INFORMATION SHOWN:
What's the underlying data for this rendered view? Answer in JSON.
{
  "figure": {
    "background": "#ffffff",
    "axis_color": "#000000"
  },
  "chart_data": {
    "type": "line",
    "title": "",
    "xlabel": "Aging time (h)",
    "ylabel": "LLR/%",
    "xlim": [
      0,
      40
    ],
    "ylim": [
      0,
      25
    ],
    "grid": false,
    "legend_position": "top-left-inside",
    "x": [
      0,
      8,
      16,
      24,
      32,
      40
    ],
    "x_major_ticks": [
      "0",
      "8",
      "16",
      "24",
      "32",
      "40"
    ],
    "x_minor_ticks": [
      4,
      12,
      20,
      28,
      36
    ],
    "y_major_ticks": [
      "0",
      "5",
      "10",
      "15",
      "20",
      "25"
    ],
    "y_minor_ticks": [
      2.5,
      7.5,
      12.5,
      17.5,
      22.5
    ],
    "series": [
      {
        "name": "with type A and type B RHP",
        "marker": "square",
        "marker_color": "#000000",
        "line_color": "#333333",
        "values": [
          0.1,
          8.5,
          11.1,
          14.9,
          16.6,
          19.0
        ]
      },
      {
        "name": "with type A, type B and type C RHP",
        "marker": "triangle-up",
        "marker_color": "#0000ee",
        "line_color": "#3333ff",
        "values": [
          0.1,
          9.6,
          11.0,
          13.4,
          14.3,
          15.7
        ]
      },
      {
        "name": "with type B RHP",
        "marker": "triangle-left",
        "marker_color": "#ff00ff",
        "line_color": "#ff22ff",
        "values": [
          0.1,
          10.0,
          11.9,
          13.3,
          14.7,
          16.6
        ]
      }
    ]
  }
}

THE EXERCISE:
Transcribe each entry precisely, missing none.

RESPONSE:
What's the underlying data for this rendered view? Answer in JSON.
{
  "figure": {
    "background": "#ffffff",
    "axis_color": "#000000"
  },
  "chart_data": {
    "type": "line",
    "title": "",
    "xlabel": "Aging time (h)",
    "ylabel": "LLR/%",
    "xlim": [
      0,
      40
    ],
    "ylim": [
      0,
      25
    ],
    "grid": false,
    "legend_position": "top-left-inside",
    "x": [
      0,
      8,
      16,
      24,
      32,
      40
    ],
    "x_major_ticks": [
      "0",
      "8",
      "16",
      "24",
      "32",
      "40"
    ],
    "x_minor_ticks": [
      4,
      12,
      20,
      28,
      36
    ],
    "y_major_ticks": [
      "0",
      "5",
      "10",
      "15",
      "20",
      "25"
    ],
    "y_minor_ticks": [
      2.5,
      7.5,
      12.5,
      17.5,
      22.5
    ],
    "series": [
      {
        "name": "with type A and type B RHP",
        "marker": "square",
        "marker_color": "#000000",
        "line_color": "#333333",
        "values": [
          0.1,
          8.5,
          11.1,
          14.9,
          16.6,
          19.0
        ]
      },
      {
        "name": "with type A, type B and type C RHP",
        "marker": "triangle-up",
        "marker_color": "#0000ee",
        "line_color": "#3333ff",
        "values": [
          0.1,
          9.6,
          11.0,
          13.4,
          14.3,
          15.7
        ]
      },
      {
        "name": "with type B RHP",
        "marker": "triangle-left",
        "marker_color": "#ff00ff",
        "line_color": "#ff22ff",
        "values": [
          0.1,
          10.0,
          11.9,
          13.3,
          14.7,
          16.6
        ]
      }
    ]
  }
}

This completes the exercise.